■ Work to be completed: Out of all the lines below, count those with the word "France". Give the number only.

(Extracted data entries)
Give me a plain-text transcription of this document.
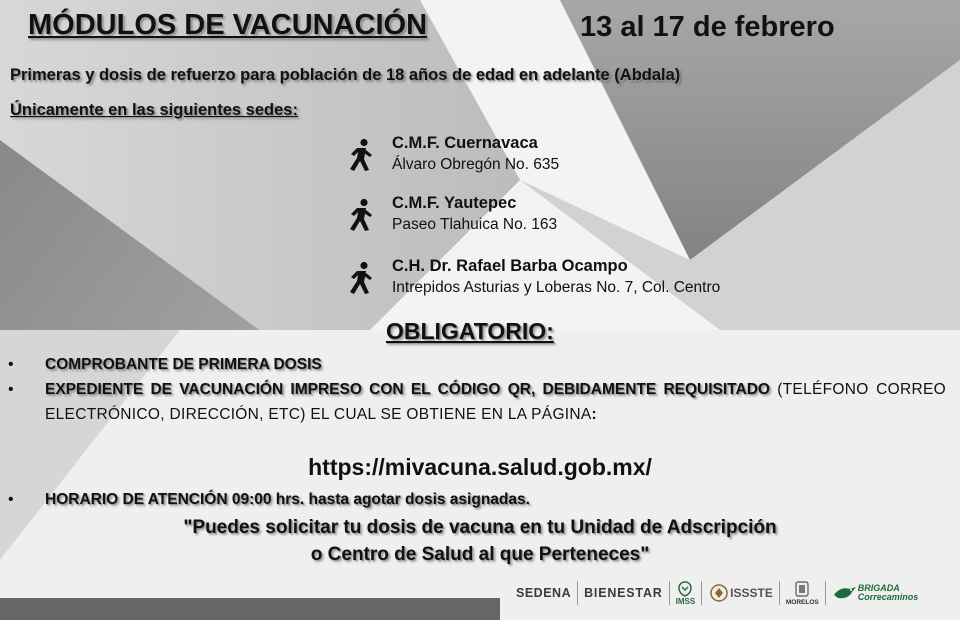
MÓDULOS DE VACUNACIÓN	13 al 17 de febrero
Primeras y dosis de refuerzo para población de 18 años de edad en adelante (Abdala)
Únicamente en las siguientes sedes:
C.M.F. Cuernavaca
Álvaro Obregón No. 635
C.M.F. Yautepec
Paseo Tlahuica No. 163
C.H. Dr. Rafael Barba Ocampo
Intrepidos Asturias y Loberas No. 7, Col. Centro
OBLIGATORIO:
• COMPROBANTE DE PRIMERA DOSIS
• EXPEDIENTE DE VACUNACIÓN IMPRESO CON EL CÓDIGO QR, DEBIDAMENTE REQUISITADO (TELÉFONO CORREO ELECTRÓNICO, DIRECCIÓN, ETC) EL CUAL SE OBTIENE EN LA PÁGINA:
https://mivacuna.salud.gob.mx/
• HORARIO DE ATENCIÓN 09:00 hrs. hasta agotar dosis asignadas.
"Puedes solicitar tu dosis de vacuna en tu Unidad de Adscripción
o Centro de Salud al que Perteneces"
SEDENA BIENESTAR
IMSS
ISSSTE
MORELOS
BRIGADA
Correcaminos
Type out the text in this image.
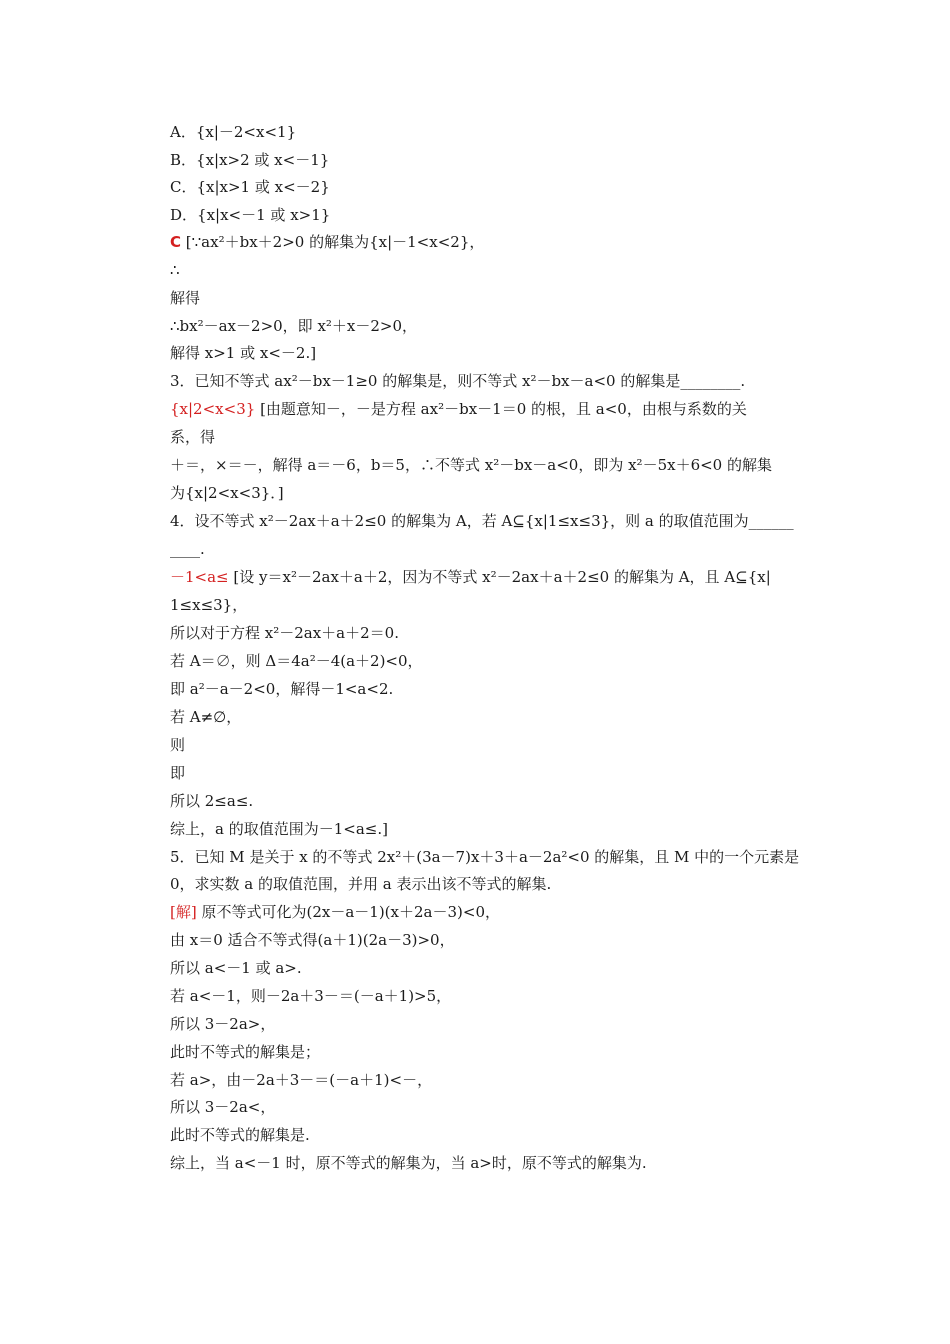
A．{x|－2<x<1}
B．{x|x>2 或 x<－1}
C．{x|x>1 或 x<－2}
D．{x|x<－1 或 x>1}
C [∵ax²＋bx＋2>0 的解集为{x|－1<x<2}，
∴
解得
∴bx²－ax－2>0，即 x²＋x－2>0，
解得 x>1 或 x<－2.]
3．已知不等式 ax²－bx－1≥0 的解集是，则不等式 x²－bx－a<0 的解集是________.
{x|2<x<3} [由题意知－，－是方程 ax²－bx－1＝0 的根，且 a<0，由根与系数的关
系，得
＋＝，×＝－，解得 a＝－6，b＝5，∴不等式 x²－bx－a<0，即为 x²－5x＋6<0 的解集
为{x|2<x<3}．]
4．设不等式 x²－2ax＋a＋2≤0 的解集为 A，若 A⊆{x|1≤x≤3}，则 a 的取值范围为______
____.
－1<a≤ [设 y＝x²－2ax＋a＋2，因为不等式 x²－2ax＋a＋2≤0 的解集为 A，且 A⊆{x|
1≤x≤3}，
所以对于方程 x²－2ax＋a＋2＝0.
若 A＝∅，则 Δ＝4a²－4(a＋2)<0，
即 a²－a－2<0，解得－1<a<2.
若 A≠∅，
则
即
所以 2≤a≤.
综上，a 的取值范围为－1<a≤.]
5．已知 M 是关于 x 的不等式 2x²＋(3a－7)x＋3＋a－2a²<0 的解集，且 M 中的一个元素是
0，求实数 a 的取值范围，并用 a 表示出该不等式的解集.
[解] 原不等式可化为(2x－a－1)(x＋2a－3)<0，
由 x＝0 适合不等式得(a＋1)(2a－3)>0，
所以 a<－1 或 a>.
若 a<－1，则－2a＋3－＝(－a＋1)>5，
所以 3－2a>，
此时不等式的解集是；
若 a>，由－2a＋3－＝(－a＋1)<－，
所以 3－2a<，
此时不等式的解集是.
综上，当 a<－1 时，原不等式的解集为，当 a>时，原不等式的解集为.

==

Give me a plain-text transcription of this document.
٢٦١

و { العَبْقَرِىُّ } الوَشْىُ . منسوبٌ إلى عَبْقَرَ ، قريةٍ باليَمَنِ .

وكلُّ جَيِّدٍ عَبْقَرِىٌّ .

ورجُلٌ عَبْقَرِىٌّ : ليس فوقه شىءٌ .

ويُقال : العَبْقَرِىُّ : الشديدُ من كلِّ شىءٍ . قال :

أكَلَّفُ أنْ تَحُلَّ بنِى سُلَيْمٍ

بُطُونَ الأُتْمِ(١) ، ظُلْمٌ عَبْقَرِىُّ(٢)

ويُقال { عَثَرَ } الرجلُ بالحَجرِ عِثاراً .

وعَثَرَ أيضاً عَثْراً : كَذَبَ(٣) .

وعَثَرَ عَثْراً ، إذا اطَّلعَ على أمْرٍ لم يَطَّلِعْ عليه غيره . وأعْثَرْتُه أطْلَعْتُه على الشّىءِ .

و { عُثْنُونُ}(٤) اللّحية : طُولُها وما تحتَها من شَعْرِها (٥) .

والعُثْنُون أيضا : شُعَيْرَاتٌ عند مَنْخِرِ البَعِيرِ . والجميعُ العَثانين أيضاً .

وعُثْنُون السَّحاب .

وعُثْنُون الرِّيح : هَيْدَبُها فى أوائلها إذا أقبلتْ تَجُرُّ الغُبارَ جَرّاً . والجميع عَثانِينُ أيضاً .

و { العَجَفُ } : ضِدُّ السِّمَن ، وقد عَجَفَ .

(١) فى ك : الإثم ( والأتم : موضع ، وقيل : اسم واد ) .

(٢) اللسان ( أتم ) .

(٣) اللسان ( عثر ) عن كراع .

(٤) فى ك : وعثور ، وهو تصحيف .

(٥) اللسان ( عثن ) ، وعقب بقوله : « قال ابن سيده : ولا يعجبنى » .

==

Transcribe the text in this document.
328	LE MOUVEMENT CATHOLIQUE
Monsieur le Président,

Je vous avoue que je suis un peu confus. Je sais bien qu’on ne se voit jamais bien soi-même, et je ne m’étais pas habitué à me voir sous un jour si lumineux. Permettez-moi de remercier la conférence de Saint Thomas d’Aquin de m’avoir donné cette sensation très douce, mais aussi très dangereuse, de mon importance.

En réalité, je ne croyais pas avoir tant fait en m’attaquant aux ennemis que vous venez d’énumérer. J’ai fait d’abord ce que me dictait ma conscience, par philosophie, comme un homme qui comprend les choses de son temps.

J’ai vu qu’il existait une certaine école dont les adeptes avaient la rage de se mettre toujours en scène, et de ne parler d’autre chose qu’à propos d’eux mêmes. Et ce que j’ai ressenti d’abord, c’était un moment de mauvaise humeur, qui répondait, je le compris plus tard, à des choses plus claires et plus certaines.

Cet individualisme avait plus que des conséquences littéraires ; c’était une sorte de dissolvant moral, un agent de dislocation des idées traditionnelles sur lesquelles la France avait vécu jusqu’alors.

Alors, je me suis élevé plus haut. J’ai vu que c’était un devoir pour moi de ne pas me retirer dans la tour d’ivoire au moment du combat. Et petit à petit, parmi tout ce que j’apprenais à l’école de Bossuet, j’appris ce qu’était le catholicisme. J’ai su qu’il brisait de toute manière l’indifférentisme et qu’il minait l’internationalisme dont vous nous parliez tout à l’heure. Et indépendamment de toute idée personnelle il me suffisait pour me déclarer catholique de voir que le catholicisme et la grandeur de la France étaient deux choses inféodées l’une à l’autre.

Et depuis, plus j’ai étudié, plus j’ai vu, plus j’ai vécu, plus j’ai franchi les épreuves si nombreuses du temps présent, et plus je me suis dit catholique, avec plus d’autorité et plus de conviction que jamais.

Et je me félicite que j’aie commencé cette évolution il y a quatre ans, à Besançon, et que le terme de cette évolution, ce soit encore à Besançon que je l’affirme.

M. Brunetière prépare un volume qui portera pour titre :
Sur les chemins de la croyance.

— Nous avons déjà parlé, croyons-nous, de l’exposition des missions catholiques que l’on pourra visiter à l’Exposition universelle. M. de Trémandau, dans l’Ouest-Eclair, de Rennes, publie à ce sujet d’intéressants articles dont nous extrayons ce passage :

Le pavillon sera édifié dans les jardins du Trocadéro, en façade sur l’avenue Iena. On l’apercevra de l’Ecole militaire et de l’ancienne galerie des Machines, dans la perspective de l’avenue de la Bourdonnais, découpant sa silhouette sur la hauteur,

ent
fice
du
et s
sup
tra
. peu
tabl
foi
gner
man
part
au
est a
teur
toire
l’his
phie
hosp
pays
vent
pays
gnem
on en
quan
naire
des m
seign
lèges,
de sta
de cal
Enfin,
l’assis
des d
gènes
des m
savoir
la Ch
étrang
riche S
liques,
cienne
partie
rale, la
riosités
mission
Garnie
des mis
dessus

■ Written answer: 2